_Objective_
Extract each line of the records below that contains the word "포기김치".

Extracted records:
******

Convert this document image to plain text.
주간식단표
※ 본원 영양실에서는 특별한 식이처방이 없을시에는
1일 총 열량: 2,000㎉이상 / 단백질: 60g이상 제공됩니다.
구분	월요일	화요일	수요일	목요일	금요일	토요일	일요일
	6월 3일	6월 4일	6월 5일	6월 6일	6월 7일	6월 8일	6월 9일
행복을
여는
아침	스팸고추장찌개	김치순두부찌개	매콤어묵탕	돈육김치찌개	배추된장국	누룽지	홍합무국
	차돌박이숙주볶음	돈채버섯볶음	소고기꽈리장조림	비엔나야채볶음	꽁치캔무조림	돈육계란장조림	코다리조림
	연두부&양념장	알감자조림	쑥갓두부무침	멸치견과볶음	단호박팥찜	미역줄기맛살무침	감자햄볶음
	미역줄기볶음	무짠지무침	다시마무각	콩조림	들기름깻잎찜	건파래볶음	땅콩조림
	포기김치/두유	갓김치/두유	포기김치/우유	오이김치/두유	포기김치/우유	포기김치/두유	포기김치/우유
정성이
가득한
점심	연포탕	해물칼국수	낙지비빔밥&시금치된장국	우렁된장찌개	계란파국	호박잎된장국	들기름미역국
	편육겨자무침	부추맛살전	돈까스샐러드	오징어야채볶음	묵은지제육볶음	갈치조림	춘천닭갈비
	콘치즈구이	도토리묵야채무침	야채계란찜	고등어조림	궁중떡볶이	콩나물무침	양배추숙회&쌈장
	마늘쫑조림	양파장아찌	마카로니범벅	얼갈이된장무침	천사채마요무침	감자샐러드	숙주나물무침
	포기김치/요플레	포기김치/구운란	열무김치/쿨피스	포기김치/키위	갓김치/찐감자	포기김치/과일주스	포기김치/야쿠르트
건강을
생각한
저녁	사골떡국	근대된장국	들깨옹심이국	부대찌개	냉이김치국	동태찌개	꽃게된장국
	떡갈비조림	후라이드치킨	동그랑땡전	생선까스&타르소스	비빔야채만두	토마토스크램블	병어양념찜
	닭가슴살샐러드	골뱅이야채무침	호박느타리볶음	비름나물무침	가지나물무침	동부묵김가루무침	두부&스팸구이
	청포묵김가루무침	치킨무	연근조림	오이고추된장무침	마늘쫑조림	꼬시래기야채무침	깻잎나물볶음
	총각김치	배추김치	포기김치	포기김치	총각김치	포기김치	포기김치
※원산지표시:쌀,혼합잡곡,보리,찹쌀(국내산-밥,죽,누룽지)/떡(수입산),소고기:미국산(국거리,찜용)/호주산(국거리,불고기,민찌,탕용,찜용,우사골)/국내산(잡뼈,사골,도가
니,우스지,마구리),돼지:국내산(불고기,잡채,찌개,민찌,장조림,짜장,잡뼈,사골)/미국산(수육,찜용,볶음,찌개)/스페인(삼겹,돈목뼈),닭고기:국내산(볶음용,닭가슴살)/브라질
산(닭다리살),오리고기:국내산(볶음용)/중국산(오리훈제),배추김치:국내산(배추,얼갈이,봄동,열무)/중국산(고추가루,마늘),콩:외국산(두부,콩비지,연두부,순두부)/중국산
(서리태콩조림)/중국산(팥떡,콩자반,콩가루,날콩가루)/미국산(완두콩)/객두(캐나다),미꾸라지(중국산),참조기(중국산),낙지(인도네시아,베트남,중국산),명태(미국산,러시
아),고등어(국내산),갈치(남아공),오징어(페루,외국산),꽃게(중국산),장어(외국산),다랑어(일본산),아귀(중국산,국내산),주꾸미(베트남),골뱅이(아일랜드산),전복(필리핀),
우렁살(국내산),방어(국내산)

******

_Complete answer_
	포기김치/두유	갓김치/두유	포기김치/우유	오이김치/두유	포기김치/우유	포기김치/두유	포기김치/우유
	포기김치/요플레	포기김치/구운란	열무김치/쿨피스	포기김치/키위	갓김치/찐감자	포기김치/과일주스	포기김치/야쿠르트
	총각김치	배추김치	포기김치	포기김치	총각김치	포기김치	포기김치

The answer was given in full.